■ WHAT IS NEEDED:
Reproduce each line exactly, including spacing and punctuation.

[Stored data entries]
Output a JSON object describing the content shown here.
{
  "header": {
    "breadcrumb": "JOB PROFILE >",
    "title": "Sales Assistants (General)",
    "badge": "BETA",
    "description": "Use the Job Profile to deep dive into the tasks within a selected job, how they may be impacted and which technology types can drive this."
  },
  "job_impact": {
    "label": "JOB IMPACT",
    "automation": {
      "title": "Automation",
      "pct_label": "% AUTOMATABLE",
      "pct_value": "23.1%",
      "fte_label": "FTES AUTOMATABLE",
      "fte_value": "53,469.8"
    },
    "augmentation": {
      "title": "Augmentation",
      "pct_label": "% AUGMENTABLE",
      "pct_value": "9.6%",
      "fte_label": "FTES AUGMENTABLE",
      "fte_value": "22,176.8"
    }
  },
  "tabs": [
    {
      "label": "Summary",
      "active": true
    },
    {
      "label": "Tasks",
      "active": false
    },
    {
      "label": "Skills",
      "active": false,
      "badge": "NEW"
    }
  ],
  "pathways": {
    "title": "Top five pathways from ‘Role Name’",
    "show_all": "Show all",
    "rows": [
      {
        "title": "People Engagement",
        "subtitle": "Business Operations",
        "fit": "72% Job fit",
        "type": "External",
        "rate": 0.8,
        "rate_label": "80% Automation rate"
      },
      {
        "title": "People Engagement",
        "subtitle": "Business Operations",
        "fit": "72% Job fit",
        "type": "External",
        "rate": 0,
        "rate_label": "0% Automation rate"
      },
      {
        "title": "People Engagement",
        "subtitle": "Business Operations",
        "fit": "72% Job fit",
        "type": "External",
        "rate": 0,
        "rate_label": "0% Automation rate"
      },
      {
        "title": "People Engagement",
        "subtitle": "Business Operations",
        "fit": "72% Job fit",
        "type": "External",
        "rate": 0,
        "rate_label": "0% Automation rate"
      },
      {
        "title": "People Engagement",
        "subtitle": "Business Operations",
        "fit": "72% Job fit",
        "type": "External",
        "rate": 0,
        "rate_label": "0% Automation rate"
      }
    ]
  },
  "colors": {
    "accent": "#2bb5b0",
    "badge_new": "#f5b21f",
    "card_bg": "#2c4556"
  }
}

■ FULL ANSWER:
Output a JSON object describing the content shown here.
{
  "header": {
    "breadcrumb": "JOB PROFILE >",
    "title": "Sales Assistants (General)",
    "badge": "BETA",
    "description": "Use the Job Profile to deep dive into the tasks within a selected job, how they may be impacted and which technology types can drive this."
  },
  "job_impact": {
    "label": "JOB IMPACT",
    "automation": {
      "title": "Automation",
      "pct_label": "% AUTOMATABLE",
      "pct_value": "23.1%",
      "fte_label": "FTES AUTOMATABLE",
      "fte_value": "53,469.8"
    },
    "augmentation": {
      "title": "Augmentation",
      "pct_label": "% AUGMENTABLE",
      "pct_value": "9.6%",
      "fte_label": "FTES AUGMENTABLE",
      "fte_value": "22,176.8"
    }
  },
  "tabs": [
    {
      "label": "Summary",
      "active": true
    },
    {
      "label": "Tasks",
      "active": false
    },
    {
      "label": "Skills",
      "active": false,
      "badge": "NEW"
    }
  ],
  "pathways": {
    "title": "Top five pathways from ‘Role Name’",
    "show_all": "Show all",
    "rows": [
      {
        "title": "People Engagement",
        "subtitle": "Business Operations",
        "fit": "72% Job fit",
        "type": "External",
        "rate": 0.8,
        "rate_label": "80% Automation rate"
      },
      {
        "title": "People Engagement",
        "subtitle": "Business Operations",
        "fit": "72% Job fit",
        "type": "External",
        "rate": 0,
        "rate_label": "0% Automation rate"
      },
      {
        "title": "People Engagement",
        "subtitle": "Business Operations",
        "fit": "72% Job fit",
        "type": "External",
        "rate": 0,
        "rate_label": "0% Automation rate"
      },
      {
        "title": "People Engagement",
        "subtitle": "Business Operations",
        "fit": "72% Job fit",
        "type": "External",
        "rate": 0,
        "rate_label": "0% Automation rate"
      },
      {
        "title": "People Engagement",
        "subtitle": "Business Operations",
        "fit": "72% Job fit",
        "type": "External",
        "rate": 0,
        "rate_label": "0% Automation rate"
      }
    ]
  },
  "colors": {
    "accent": "#2bb5b0",
    "badge_new": "#f5b21f",
    "card_bg": "#2c4556"
  }
}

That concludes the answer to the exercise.